▸ **WHAT IS BEING ASKED**
Make an exact transcription of the material, leaving out all images.

※ ※ ※

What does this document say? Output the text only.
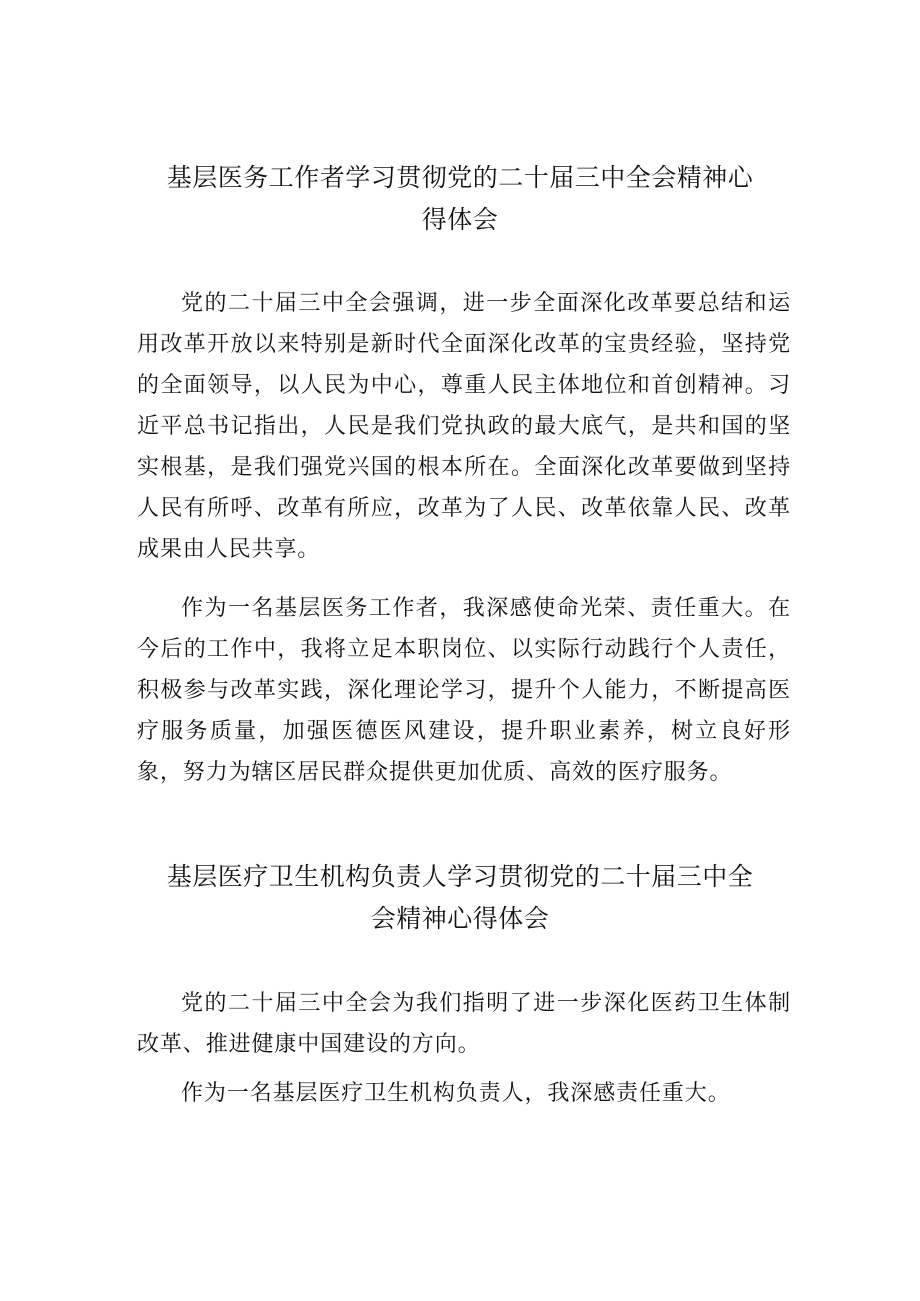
基层医务工作者学习贯彻党的二十届三中全会精神心
得体会

党的二十届三中全会强调，进一步全面深化改革要总结和运用改革开放以来特别是新时代全面深化改革的宝贵经验，坚持党的全面领导，以人民为中心，尊重人民主体地位和首创精神。习近平总书记指出，人民是我们党执政的最大底气，是共和国的坚实根基，是我们强党兴国的根本所在。全面深化改革要做到坚持人民有所呼、改革有所应，改革为了人民、改革依靠人民、改革成果由人民共享。

作为一名基层医务工作者，我深感使命光荣、责任重大。在今后的工作中，我将立足本职岗位、以实际行动践行个人责任，积极参与改革实践，深化理论学习，提升个人能力，不断提高医疗服务质量，加强医德医风建设，提升职业素养，树立良好形象，努力为辖区居民群众提供更加优质、高效的医疗服务。

基层医疗卫生机构负责人学习贯彻党的二十届三中全
会精神心得体会

党的二十届三中全会为我们指明了进一步深化医药卫生体制改革、推进健康中国建设的方向。

作为一名基层医疗卫生机构负责人，我深感责任重大。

※ ※ ※

▸ **RESULT**
What does this document say? Output the text only.
基层医务工作者学习贯彻党的二十届三中全会精神心
得体会

党的二十届三中全会强调，进一步全面深化改革要总结和运用改革开放以来特别是新时代全面深化改革的宝贵经验，坚持党的全面领导，以人民为中心，尊重人民主体地位和首创精神。习近平总书记指出，人民是我们党执政的最大底气，是共和国的坚实根基，是我们强党兴国的根本所在。全面深化改革要做到坚持人民有所呼、改革有所应，改革为了人民、改革依靠人民、改革成果由人民共享。

作为一名基层医务工作者，我深感使命光荣、责任重大。在今后的工作中，我将立足本职岗位、以实际行动践行个人责任，积极参与改革实践，深化理论学习，提升个人能力，不断提高医疗服务质量，加强医德医风建设，提升职业素养，树立良好形象，努力为辖区居民群众提供更加优质、高效的医疗服务。

基层医疗卫生机构负责人学习贯彻党的二十届三中全
会精神心得体会

党的二十届三中全会为我们指明了进一步深化医药卫生体制改革、推进健康中国建设的方向。

作为一名基层医疗卫生机构负责人，我深感责任重大。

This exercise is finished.